La Nation Bénin...

Budget 2025: L’équilibre stratégique

Economie
Nicolas Yènoussi exposant les mesures fiscales du budget 2025 Nicolas Yènoussi exposant les mesures fiscales du budget 2025

Des précisions ont été apportées sur les grandes orientations fiscales et le volet social du budget 2025. Ceci à l’occasion d’une conférence de presse tenue, vendredi 27 décembre dernier à Cotonou. 

Par   Babylas ATINKPAHOUN, le 30 déc. 2024 à 07h47 Durée 3 min.
#économie béninoise

Contrairement aux inquiétudes exprimées par certains observateurs, le budget 2025 ne prévoit ni la création de nouveaux impôts ni l’augmentation des taux existants. Nicolas Yènoussi, directeur général des Impôts, a tenu à rassurer les Béninois sur la question. Des ajustements fiscaux ciblés permettront plutôt de soutenir certaines dynamiques économiques tout en garantissant une meilleure traçabilité des transactions. Ainsi, l’exonération des droits de douane et de la Tva sur l’importation des voitures neuves, en vigueur depuis trois ans, est reconduite en 2025. Cette mesure, souvent perçue comme un privilège pour les plus aisés, bénéficie en réalité à une population variée, incluant des ménages modestes, des jeunes primo-acheteurs et des retraités. Les chiffres parlent d’eux-mêmes. Avant cette exonération, seulement 1 025 véhicules neufs étaient importés annuellement. Aujourd’hui, ce nombre dépasse les 6 000. « Les recettes issues de l’impôt sur les sociétés des concessionnaires ont triplé, prouvant que cette mesure stimule à la fois la consommation responsable et la fiscalité», clarifie Nicolas Yènoussi. Concernant la commercialisation des boissons alcoolisées, les droits d’accises sur ces boissons seront diminués dans le cadre du budget 2025 pour encourager les importations officielles. Une décision stratégique visant à endiguer le commerce parallèle qui grève les recettes fiscales. « Nous avons observé une baisse de 17,4 % des droits d’accises entre 2023 et 2024, principalement à cause du détournement du trafic et des importations non déclarées», révèle le directeur général des Impôts. Les impôts dans le secteur des jeux et casinos ont été également clarifiés par le directeur général des impôts. Contrairement à certaines rumeurs, les casinos et jeux de hasard subiront une augmentation des taxes. « Nous avons ajusté le taux de 10 % à 15 % pour les casinos, en appliquant la fiscalité sur le produit net de jeu plutôt que sur le produit brut», précise Nicolas Yènoussi. Cette réforme s’inscrit dans une volonté d’aligner le système fiscal béninois sur les pratiques internationales, tout en assurant un juste retour financier pour l’État.

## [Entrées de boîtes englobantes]
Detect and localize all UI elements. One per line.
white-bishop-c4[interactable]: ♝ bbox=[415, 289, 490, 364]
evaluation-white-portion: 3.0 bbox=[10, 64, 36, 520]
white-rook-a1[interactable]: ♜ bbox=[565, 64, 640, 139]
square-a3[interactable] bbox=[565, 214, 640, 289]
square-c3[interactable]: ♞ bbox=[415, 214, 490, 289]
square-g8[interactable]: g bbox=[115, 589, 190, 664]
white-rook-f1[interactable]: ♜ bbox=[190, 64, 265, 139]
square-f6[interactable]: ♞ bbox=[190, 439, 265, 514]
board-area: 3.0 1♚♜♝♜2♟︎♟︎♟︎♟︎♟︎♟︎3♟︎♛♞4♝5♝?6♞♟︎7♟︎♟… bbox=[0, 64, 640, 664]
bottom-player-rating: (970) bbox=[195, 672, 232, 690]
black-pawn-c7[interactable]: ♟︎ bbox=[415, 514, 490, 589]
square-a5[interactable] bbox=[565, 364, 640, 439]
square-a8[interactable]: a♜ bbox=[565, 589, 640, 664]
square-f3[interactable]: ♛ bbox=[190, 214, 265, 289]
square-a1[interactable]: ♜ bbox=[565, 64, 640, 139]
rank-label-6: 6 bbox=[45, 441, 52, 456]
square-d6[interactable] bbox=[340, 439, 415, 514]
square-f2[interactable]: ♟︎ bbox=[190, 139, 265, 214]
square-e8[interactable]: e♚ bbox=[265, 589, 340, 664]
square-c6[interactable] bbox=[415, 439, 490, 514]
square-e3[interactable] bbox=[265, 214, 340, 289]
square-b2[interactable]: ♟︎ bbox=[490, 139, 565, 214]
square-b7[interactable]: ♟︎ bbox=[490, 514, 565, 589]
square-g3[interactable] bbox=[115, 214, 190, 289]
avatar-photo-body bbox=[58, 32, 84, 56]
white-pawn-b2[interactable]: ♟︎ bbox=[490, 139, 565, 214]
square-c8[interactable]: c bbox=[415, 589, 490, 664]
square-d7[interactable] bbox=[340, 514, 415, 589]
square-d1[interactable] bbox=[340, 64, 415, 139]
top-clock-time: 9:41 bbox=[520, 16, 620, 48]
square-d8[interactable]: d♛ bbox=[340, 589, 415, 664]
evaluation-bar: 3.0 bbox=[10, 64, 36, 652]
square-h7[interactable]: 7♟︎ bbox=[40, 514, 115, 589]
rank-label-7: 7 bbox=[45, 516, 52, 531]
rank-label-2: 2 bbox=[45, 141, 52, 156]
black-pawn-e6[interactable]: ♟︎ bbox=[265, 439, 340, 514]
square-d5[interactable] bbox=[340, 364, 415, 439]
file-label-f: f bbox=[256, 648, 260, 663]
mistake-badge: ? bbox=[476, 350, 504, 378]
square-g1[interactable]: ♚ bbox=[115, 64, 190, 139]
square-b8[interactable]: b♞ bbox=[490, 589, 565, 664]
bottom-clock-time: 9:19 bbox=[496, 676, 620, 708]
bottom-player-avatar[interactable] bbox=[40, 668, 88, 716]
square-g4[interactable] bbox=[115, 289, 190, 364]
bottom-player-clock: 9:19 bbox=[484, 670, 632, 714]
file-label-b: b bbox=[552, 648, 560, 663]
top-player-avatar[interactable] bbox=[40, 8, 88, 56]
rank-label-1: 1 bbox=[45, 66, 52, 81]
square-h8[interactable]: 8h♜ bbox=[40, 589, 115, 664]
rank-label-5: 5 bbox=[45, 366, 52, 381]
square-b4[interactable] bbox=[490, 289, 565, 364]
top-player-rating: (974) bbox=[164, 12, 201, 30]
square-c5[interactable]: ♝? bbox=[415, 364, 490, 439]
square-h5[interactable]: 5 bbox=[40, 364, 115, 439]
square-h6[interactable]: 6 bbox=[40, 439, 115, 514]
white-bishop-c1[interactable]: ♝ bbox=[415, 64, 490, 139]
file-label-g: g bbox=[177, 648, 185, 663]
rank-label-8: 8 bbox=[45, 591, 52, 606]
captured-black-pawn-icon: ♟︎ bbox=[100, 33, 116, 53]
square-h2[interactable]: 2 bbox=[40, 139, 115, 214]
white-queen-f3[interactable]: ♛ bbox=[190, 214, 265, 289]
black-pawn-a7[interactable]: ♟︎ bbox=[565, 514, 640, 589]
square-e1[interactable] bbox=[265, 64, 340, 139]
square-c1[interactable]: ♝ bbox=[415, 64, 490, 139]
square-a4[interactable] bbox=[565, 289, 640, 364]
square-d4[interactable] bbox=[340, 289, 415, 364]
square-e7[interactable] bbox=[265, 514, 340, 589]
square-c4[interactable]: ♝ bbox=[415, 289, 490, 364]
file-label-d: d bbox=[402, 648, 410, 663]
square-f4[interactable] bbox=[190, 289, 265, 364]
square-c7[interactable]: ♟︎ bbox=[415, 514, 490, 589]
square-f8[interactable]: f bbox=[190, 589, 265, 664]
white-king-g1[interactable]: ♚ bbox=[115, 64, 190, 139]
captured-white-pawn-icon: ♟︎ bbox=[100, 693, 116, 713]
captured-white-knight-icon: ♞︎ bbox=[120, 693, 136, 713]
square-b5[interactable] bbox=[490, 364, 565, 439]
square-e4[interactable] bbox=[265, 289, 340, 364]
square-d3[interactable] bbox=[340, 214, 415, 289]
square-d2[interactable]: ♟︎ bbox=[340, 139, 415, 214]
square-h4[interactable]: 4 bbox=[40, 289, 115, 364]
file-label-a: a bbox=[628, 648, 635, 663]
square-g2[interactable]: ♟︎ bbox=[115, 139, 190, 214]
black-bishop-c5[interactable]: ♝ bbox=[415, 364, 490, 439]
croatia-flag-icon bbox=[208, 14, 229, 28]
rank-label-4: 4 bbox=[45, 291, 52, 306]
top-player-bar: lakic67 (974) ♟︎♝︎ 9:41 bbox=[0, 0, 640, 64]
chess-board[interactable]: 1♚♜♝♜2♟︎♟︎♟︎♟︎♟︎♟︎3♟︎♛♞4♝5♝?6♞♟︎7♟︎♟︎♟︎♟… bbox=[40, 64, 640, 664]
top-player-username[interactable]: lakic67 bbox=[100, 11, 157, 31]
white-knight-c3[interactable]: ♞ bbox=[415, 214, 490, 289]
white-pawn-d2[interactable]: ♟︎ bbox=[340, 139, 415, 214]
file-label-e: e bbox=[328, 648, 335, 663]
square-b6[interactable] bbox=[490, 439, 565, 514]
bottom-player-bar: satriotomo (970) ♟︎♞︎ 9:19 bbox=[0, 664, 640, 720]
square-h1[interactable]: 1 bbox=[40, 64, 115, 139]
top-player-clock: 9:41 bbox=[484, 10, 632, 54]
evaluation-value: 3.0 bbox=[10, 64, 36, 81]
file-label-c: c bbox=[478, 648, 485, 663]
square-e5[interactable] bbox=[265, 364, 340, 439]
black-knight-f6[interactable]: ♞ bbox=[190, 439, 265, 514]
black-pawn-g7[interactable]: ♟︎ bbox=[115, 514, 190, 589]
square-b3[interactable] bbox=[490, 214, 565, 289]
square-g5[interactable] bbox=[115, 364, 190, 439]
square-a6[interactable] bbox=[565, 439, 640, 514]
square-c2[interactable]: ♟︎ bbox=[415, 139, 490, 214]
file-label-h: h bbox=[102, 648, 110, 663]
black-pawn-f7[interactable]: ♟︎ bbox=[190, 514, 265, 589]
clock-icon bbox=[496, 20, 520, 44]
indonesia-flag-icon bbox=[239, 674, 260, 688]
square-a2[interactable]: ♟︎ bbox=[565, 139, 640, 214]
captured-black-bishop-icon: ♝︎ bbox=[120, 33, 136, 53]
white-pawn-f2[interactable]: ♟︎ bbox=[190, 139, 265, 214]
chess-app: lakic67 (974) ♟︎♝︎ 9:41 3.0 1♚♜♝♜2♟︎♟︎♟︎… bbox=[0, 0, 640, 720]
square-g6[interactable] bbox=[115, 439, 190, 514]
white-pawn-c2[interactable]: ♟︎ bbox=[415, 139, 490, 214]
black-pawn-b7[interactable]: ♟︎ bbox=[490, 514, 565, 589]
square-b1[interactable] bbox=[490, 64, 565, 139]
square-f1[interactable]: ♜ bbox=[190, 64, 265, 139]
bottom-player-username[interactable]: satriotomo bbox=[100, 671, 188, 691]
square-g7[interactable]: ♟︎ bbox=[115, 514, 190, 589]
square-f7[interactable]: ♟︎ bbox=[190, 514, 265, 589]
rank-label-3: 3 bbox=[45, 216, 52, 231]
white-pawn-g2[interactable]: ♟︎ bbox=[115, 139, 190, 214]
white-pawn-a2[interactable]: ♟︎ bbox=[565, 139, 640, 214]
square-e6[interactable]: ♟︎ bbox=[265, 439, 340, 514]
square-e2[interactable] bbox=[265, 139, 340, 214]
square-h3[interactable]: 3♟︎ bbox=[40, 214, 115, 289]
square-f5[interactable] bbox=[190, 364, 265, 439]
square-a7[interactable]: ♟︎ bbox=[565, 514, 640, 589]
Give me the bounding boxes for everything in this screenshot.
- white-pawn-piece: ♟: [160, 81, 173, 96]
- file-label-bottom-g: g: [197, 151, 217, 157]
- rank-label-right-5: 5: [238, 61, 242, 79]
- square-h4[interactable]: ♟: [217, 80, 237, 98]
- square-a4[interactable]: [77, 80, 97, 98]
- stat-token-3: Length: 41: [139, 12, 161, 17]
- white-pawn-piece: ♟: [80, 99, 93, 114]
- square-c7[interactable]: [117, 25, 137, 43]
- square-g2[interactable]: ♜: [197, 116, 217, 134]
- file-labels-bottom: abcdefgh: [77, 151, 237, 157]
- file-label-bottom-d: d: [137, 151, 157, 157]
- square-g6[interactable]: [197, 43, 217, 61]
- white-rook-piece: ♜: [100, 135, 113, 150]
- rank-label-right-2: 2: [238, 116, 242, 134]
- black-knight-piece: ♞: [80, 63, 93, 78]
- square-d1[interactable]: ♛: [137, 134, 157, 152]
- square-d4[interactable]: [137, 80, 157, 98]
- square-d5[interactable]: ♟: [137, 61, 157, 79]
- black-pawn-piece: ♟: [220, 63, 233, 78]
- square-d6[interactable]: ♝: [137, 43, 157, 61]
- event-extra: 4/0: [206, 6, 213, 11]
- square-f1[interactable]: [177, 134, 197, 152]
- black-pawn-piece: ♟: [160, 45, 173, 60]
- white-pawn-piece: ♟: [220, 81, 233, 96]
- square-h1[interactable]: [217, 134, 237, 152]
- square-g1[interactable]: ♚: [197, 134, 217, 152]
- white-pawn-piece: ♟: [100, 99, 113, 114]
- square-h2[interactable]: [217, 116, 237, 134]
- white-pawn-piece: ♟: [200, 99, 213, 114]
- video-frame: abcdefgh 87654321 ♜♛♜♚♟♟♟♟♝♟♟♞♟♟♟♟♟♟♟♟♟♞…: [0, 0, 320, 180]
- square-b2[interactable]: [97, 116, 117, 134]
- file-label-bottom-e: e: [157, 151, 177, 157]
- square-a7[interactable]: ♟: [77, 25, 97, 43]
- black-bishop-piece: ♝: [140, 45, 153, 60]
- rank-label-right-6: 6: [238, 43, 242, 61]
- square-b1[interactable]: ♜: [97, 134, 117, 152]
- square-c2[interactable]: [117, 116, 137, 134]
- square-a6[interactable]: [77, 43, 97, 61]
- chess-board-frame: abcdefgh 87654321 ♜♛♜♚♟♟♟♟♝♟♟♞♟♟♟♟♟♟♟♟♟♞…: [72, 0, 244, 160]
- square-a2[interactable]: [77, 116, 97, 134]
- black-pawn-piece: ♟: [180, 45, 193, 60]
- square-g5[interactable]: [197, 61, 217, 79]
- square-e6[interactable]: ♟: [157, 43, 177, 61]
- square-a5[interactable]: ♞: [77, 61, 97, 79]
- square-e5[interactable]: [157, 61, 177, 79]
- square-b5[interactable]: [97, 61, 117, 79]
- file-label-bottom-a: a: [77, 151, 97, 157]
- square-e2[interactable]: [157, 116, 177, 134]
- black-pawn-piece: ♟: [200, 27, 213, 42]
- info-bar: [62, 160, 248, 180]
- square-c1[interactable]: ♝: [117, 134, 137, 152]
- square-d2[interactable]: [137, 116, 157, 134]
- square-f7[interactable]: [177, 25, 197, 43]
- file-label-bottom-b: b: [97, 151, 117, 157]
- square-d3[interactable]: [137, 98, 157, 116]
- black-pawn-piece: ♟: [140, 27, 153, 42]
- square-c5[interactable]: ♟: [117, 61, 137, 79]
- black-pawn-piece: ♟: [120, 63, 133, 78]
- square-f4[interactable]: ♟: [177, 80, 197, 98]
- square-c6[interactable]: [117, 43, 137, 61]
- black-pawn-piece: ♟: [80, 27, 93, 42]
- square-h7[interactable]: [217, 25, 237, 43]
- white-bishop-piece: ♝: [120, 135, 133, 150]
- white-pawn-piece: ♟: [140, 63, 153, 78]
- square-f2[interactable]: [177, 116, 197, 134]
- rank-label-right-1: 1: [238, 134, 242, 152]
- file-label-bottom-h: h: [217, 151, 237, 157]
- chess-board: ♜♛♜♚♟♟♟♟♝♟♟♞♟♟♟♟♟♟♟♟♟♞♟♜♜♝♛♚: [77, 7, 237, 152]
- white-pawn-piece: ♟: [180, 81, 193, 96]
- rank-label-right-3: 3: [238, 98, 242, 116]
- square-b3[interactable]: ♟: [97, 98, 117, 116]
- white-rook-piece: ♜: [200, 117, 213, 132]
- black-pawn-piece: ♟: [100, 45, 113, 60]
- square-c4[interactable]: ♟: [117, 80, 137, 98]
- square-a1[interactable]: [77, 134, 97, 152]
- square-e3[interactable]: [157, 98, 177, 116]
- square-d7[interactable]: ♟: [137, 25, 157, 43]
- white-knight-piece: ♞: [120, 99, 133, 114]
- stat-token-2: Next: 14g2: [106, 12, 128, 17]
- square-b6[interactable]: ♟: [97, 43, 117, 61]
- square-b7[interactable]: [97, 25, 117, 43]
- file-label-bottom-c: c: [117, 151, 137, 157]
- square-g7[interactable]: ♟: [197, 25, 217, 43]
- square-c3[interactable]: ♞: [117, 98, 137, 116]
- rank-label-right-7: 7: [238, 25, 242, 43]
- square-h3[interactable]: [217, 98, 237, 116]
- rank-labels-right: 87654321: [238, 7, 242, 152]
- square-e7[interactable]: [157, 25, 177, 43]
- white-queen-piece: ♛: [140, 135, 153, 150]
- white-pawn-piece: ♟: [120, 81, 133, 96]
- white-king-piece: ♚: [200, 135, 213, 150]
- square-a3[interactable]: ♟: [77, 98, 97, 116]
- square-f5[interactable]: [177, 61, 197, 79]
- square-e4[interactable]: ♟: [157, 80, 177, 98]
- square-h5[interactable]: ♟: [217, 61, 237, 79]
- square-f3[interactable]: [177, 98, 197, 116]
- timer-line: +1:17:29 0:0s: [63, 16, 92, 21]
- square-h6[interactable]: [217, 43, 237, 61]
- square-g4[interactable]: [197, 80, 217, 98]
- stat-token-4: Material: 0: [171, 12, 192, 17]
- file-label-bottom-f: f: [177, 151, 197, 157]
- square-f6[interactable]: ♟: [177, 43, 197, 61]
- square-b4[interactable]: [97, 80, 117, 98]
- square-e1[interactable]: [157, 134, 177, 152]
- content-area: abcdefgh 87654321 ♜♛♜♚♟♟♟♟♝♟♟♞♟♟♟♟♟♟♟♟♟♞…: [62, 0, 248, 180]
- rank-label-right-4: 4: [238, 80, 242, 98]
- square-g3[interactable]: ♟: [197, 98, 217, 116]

## [CONSIGNE A]
D'après l'article sur le budget 2025, pourquoi les droits d'accises sur les boissons alcoolisées sont-ils diminués ? Répondez en une à trois phrases.
## [CONSIGNE B]
Recopiez le passage de l'article sur le budget 2025 compris entre « La Nation Bénin... » et « dernier à Cotonou. », inclus.
## [CONSIGNE C]
Prolongez l'article sur le budget 2025 à partir de sa dernière phrase.

## [RÉSULTAT A]
Les droits d'accises sur les boissons alcoolisées sont diminués pour encourager les importations officielles et endiguer le commerce parallèle, qui grève les recettes fiscales. Le directeur général des Impôts rapporte en effet une baisse de 17,4 % de ces droits entre 2023 et 2024, due principalement au détournement du trafic et aux importations non déclarées.

## [RÉSULTAT B]
La Nation Bénin...

Budget 2025: L’équilibre stratégique

Economie
Nicolas Yènoussi exposant les mesures fiscales du budget 2025 Nicolas Yènoussi exposant les mesures fiscales du budget 2025

Des précisions ont été apportées sur les grandes orientations fiscales et le volet social du budget 2025. Ceci à l’occasion d’une conférence de presse tenue, vendredi 27 décembre dernier à Cotonou.

## [RÉSULTAT C]
Cadre fiscal équilibré et inclusif 

L’un des changements les plus notables concerne la réduction du prélèvement sur les paiements en espèces. Il ne s’agit donc pas d’une nouvelle taxe instaurée comme le pensent certains. Passant désormais de 5 % à 1 %, cette mesure qui n’est pas en effet nouvelle, s’appliquera désormais de manière plus large. « Depuis 2011, les entreprises étaient pénalisées lorsqu’elles effectuaient des dépenses en espèces supérieures à 100 000 francs Cfa. Ce prélèvement vise à renforcer la transparence et à encourager les paiements numériques. Les retraits bancaires ou les dépôts en espèces ne sont pas concernés», rectifie Nicolas Yènoussi. Les petites et moyennes entreprises (Pme) continueront aussi de bénéficier d’une exonération totale de la Tva et des droits de douane sur les équipements et matériels importés pour leur production. Cette mesure, essentielle pour soutenir le tissu économique local, reflète l’engagement du gouvernement en faveur de l’industrialisation et de la création d’emplois.

En complément des mesures fiscales détaillées par le directeur général des Impôts, Aristide Mèdénou, directeur général de l’Économie a mis en lumière les grandes priorités du budget 2025. Selon l’économiste, ce budget est conçu pour stimuler la croissance économique tout en renforçant la résilience sociale, dans un contexte marqué par des incertitudes économiques mondiales. « Le budget 2025 traduit la volonté du gouvernement de poursuivre les réformes structurelles nécessaires pour maintenir la dynamique de croissance économique, tout en répondant aux besoins fondamentaux de la population, notamment en matière d’éducation, de santé et d’infrastructures de base », a-t-il déclaré. A l’en croire, 45 % des ressources budgétaires sont orientées vers des investissements publics, notamment dans les secteurs de l’énergie, des infrastructures routières et de l’agriculture.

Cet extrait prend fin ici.